▸ **Written problem**
Consider the records below. How many of their lines include the word "name"? State the number and nothing else.

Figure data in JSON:
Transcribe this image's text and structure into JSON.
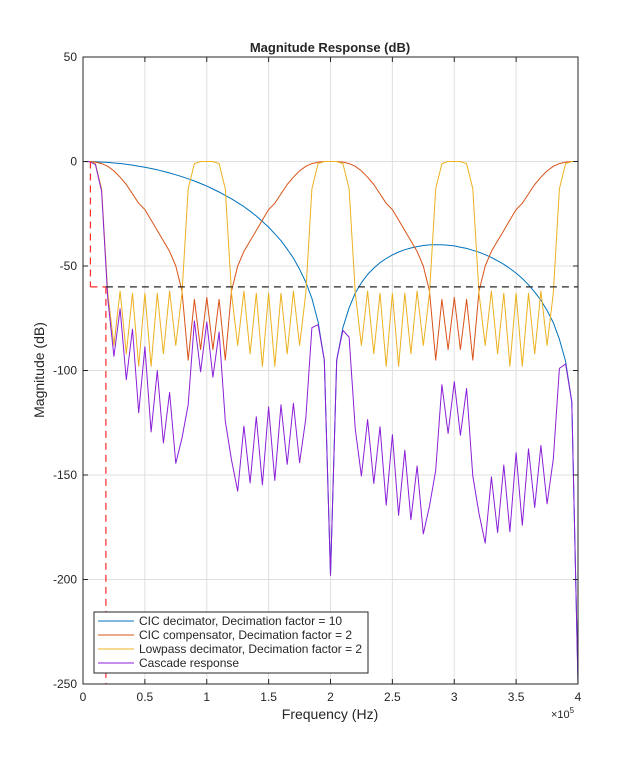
{
  "chart_data": {
    "type": "line",
    "title": "Magnitude Response (dB)",
    "xlabel": "Frequency (Hz)",
    "ylabel": "Magnitude (dB)",
    "x_exponent_label": "×10",
    "x_exponent_power": "5",
    "xlim": [
      0,
      400000
    ],
    "ylim": [
      -250,
      50
    ],
    "grid": true,
    "legend_position": "bottom-left",
    "x_ticks": [
      0,
      50000,
      100000,
      150000,
      200000,
      250000,
      300000,
      350000,
      400000
    ],
    "x_tick_labels": [
      "0",
      "0.5",
      "1",
      "1.5",
      "2",
      "2.5",
      "3",
      "3.5",
      "4"
    ],
    "y_ticks": [
      50,
      0,
      -50,
      -100,
      -150,
      -200,
      -250
    ],
    "y_tick_labels": [
      "50",
      "0",
      "-50",
      "-100",
      "-150",
      "-200",
      "-250"
    ],
    "x": [
      0,
      5000,
      10000,
      15000,
      20000,
      25000,
      30000,
      35000,
      40000,
      45000,
      50000,
      55000,
      60000,
      65000,
      70000,
      75000,
      80000,
      85000,
      90000,
      95000,
      100000,
      105000,
      110000,
      115000,
      120000,
      125000,
      130000,
      135000,
      140000,
      145000,
      150000,
      155000,
      160000,
      165000,
      170000,
      175000,
      180000,
      185000,
      190000,
      195000,
      200000,
      205000,
      210000,
      215000,
      220000,
      225000,
      230000,
      235000,
      240000,
      245000,
      250000,
      255000,
      260000,
      265000,
      270000,
      275000,
      280000,
      285000,
      290000,
      295000,
      300000,
      305000,
      310000,
      315000,
      320000,
      325000,
      330000,
      335000,
      340000,
      345000,
      350000,
      355000,
      360000,
      365000,
      370000,
      375000,
      380000,
      385000,
      390000,
      395000,
      400000
    ],
    "series": [
      {
        "name": "CIC decimator, Decimation factor = 10",
        "color": "#0072BD",
        "values": [
          0,
          -0.03,
          -0.11,
          -0.27,
          -0.43,
          -0.7,
          -0.97,
          -1.35,
          -1.74,
          -2.24,
          -2.74,
          -3.36,
          -3.98,
          -4.73,
          -5.49,
          -6.37,
          -7.26,
          -8.3,
          -9.34,
          -10.55,
          -11.77,
          -13.17,
          -14.57,
          -16.2,
          -17.83,
          -19.7,
          -21.6,
          -23.8,
          -26.06,
          -28.7,
          -31.4,
          -34.6,
          -37.9,
          -41.9,
          -46.2,
          -51.6,
          -57.7,
          -65.5,
          -76.8,
          -95,
          -198,
          -95,
          -79.5,
          -70,
          -62.9,
          -58,
          -54,
          -51,
          -48.4,
          -46.4,
          -44.7,
          -43.3,
          -42.2,
          -41.4,
          -40.7,
          -40.2,
          -39.9,
          -39.8,
          -39.8,
          -40.1,
          -40.4,
          -41,
          -41.6,
          -42.5,
          -43.4,
          -44.6,
          -45.9,
          -47.5,
          -49.2,
          -51.2,
          -53.4,
          -56,
          -59,
          -62.5,
          -66.4,
          -71.3,
          -77.1,
          -85,
          -95.6,
          -115,
          -250
        ]
      },
      {
        "name": "CIC compensator, Decimation factor = 2",
        "color": "#D95319",
        "values": [
          0,
          0,
          -0.3,
          -1,
          -2.3,
          -4.5,
          -7.5,
          -11,
          -15.5,
          -20,
          -23,
          -28,
          -33,
          -38,
          -43,
          -50,
          -62,
          -95,
          -66,
          -90,
          -65,
          -90,
          -66,
          -95,
          -62,
          -50,
          -43,
          -38,
          -33,
          -28,
          -23,
          -20,
          -15.5,
          -11,
          -7.5,
          -4.5,
          -2.3,
          -1,
          -0.3,
          0,
          0,
          0,
          -0.3,
          -1,
          -2.3,
          -4.5,
          -7.5,
          -11,
          -15.5,
          -20,
          -23,
          -28,
          -33,
          -38,
          -43,
          -50,
          -62,
          -95,
          -66,
          -90,
          -65,
          -90,
          -66,
          -95,
          -62,
          -50,
          -43,
          -38,
          -33,
          -28,
          -23,
          -20,
          -15.5,
          -11,
          -7.5,
          -4.5,
          -2.3,
          -1,
          -0.3,
          0,
          0
        ]
      },
      {
        "name": "Lowpass decimator, Decimation factor = 2",
        "color": "#EDB120",
        "values": [
          0,
          0,
          -1,
          -13,
          -63,
          -88,
          -62,
          -92,
          -63,
          -98,
          -63,
          -98,
          -63,
          -92,
          -62,
          -88,
          -63,
          -13,
          -1,
          0,
          0,
          0,
          -1,
          -13,
          -63,
          -88,
          -62,
          -92,
          -63,
          -98,
          -63,
          -98,
          -63,
          -92,
          -62,
          -88,
          -63,
          -13,
          -1,
          0,
          0,
          0,
          -1,
          -13,
          -63,
          -88,
          -62,
          -92,
          -63,
          -98,
          -63,
          -98,
          -63,
          -92,
          -62,
          -88,
          -63,
          -13,
          -1,
          0,
          0,
          0,
          -1,
          -13,
          -63,
          -88,
          -62,
          -92,
          -63,
          -98,
          -63,
          -98,
          -63,
          -92,
          -62,
          -88,
          -63,
          -13,
          -1,
          0,
          0
        ]
      },
      {
        "name": "Cascade response",
        "color": "#8A1FD8",
        "values": [
          0,
          -0.03,
          -1.4,
          -14.3,
          -65.7,
          -93.2,
          -70.5,
          -104.4,
          -80.2,
          -120.2,
          -88.7,
          -129.4,
          -100,
          -134.7,
          -110.5,
          -144.4,
          -132.3,
          -116.3,
          -76.3,
          -100.6,
          -76.8,
          -103.2,
          -81.6,
          -124.2,
          -142.8,
          -157.7,
          -126.6,
          -153.8,
          -122.1,
          -154.7,
          -117.4,
          -152.6,
          -116.4,
          -144.9,
          -115.7,
          -144.1,
          -123,
          -79.5,
          -78.1,
          -95,
          -198,
          -95,
          -80.8,
          -84,
          -128.2,
          -150.5,
          -123.5,
          -154,
          -126.9,
          -164.4,
          -130.7,
          -169.3,
          -138.2,
          -171.4,
          -145.7,
          -178.2,
          -164.9,
          -147.8,
          -106.8,
          -130.1,
          -105.4,
          -131,
          -108.6,
          -150.5,
          -168.4,
          -182.6,
          -150.9,
          -177.5,
          -145.2,
          -177.2,
          -139.4,
          -174,
          -137.5,
          -165.5,
          -135.9,
          -163.8,
          -142.4,
          -99,
          -96.9,
          -115,
          -250
        ]
      }
    ],
    "spec_lines": [
      {
        "name": "passband-edge",
        "color": "#FF2A2A",
        "x": [
          6000,
          6000
        ],
        "y": [
          0,
          -60
        ]
      },
      {
        "name": "stopband-edge",
        "color": "#FF2A2A",
        "x": [
          18500,
          18500
        ],
        "y": [
          -60,
          -250
        ]
      },
      {
        "name": "stopband-attenuation-red",
        "color": "#FF2A2A",
        "x": [
          6000,
          18500
        ],
        "y": [
          -60,
          -60
        ]
      },
      {
        "name": "stopband-attenuation",
        "color": "#262626",
        "x": [
          18500,
          400000
        ],
        "y": [
          -60,
          -60
        ]
      }
    ]
  }
}
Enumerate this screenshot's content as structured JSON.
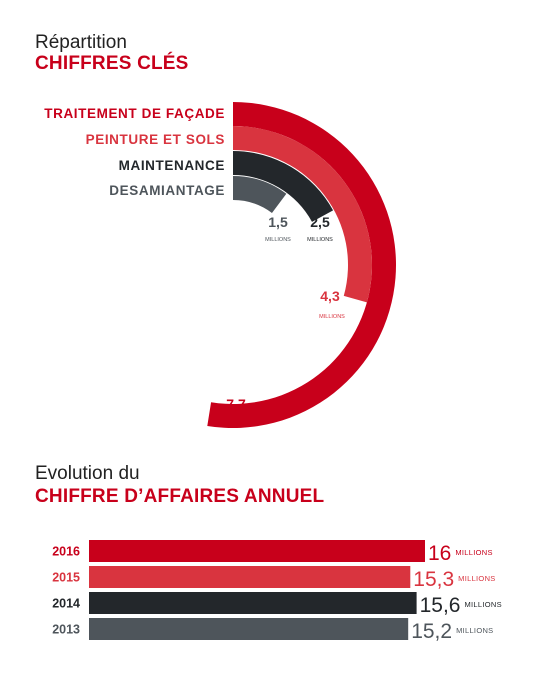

▸ **Exercise solution**
8